▼▼▼

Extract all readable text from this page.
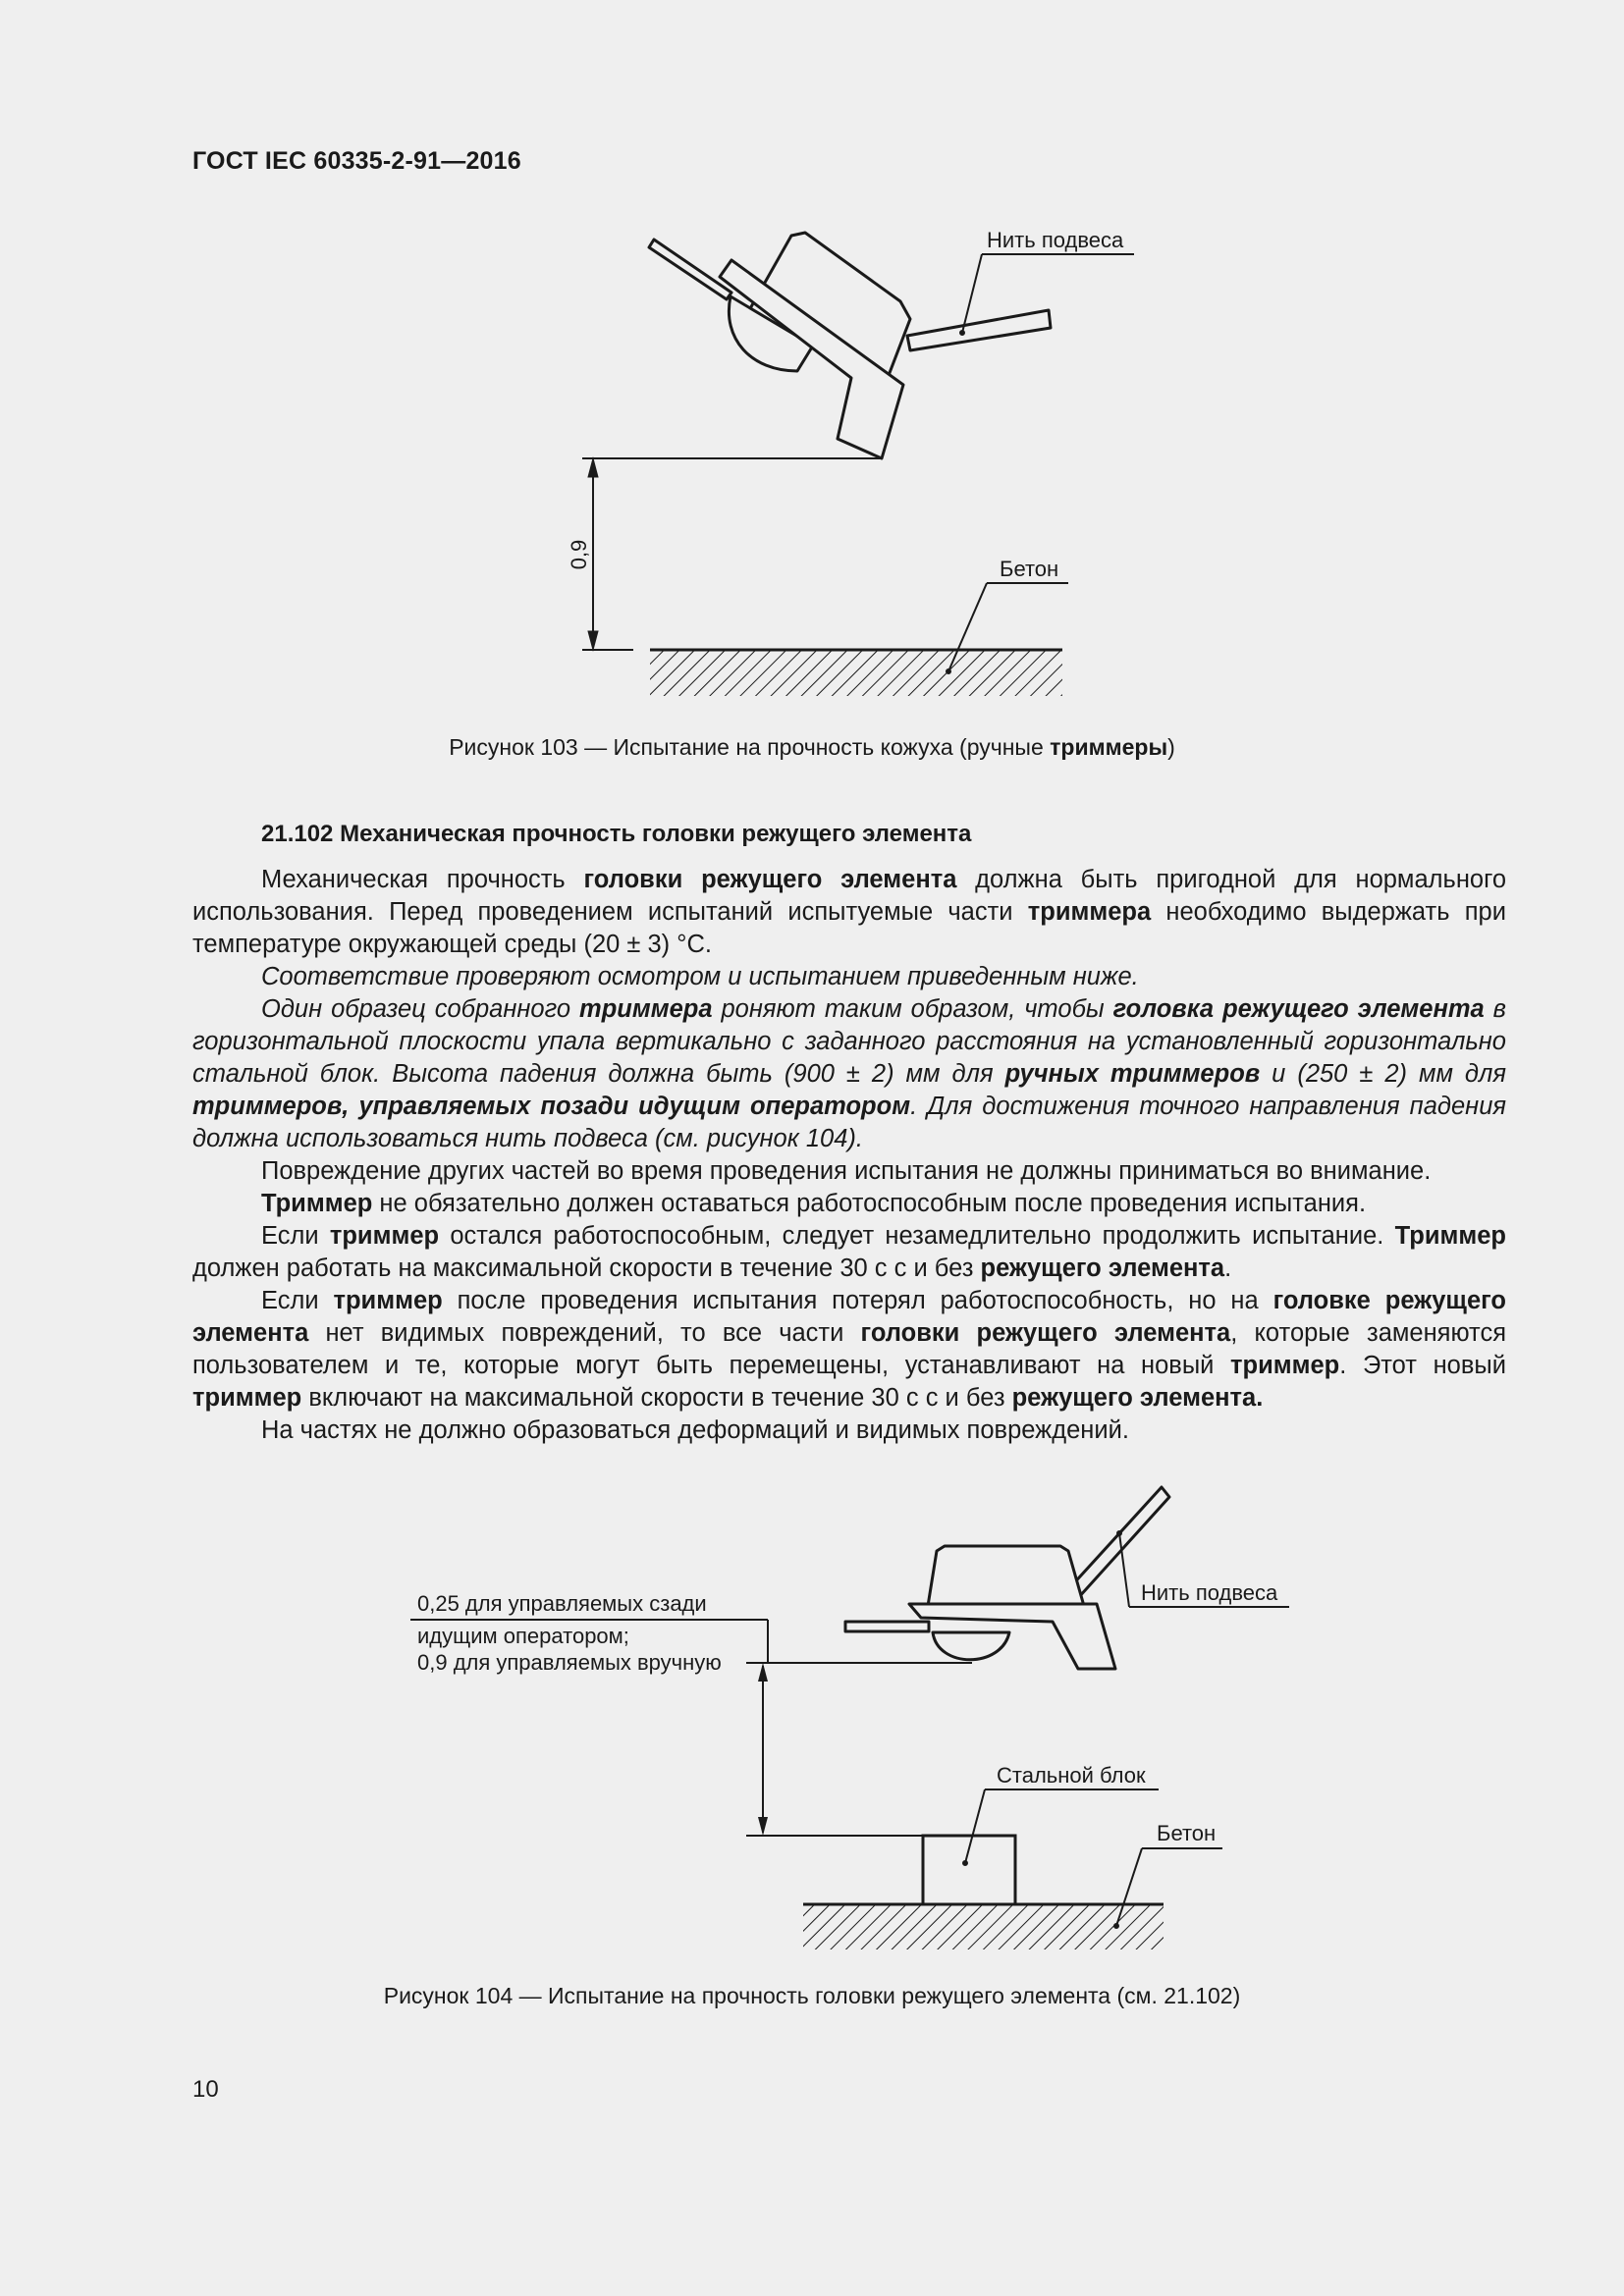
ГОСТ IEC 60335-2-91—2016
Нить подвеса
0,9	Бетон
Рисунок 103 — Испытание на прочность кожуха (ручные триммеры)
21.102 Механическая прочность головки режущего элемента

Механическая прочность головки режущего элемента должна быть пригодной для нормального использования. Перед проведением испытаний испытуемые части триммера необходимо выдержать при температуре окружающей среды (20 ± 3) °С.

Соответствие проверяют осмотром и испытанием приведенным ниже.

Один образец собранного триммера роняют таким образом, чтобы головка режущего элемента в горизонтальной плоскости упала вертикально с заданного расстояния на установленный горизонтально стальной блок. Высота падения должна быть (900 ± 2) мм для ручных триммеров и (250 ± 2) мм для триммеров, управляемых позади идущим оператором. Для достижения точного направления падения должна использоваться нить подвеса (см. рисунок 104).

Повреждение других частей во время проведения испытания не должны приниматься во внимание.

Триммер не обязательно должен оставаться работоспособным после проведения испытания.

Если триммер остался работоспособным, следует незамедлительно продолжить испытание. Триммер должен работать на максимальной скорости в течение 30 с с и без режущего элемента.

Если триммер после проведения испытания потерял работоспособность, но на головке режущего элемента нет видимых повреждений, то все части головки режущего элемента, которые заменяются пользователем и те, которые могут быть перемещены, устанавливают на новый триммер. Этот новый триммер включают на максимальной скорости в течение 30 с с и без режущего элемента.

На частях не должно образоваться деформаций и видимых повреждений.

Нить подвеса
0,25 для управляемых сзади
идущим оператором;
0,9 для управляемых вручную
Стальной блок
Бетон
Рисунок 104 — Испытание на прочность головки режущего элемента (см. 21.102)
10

▲▲▲

Given request » Give only the count of lines in this material that contain the string "Механическая".

Task response » 2